WHAT TO PRODUCE: Scan the lines below for the word "Where". Copy each line you find it in.

:: AVAILABLE RECORDS ::

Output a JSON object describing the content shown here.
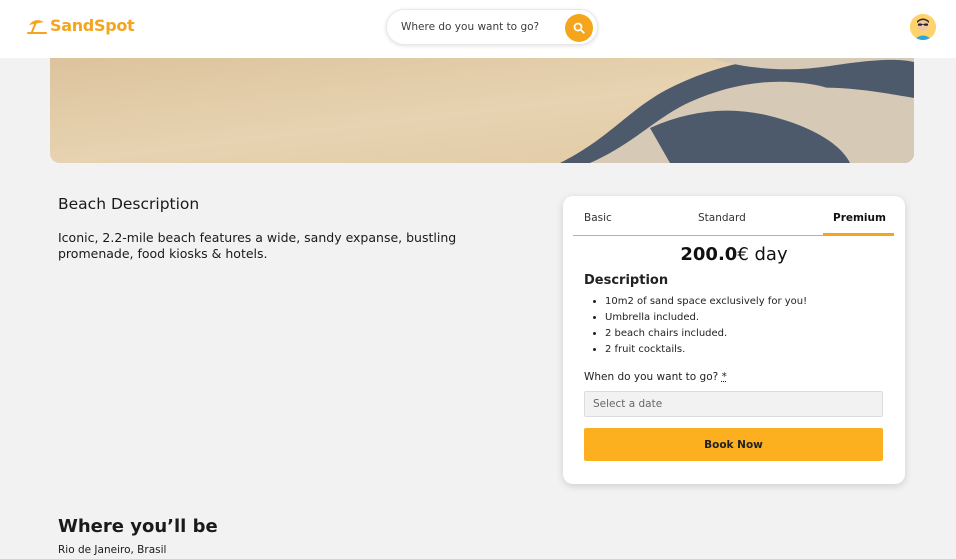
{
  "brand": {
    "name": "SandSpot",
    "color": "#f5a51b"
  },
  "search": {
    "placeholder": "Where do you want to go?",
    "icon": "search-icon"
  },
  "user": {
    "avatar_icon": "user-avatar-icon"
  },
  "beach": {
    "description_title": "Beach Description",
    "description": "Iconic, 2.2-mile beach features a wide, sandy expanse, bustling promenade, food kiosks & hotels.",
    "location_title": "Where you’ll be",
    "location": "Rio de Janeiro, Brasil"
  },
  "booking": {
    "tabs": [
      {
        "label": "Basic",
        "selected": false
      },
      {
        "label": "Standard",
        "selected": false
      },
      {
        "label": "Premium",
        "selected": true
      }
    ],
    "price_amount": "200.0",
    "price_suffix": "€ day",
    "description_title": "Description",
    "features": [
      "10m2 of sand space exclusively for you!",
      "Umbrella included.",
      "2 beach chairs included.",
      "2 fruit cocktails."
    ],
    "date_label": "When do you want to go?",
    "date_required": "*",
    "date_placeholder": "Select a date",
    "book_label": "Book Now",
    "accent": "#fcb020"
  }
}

:::

SOLVED EXERCISE:
    "placeholder": "Where do you want to go?",
    "location_title": "Where you’ll be",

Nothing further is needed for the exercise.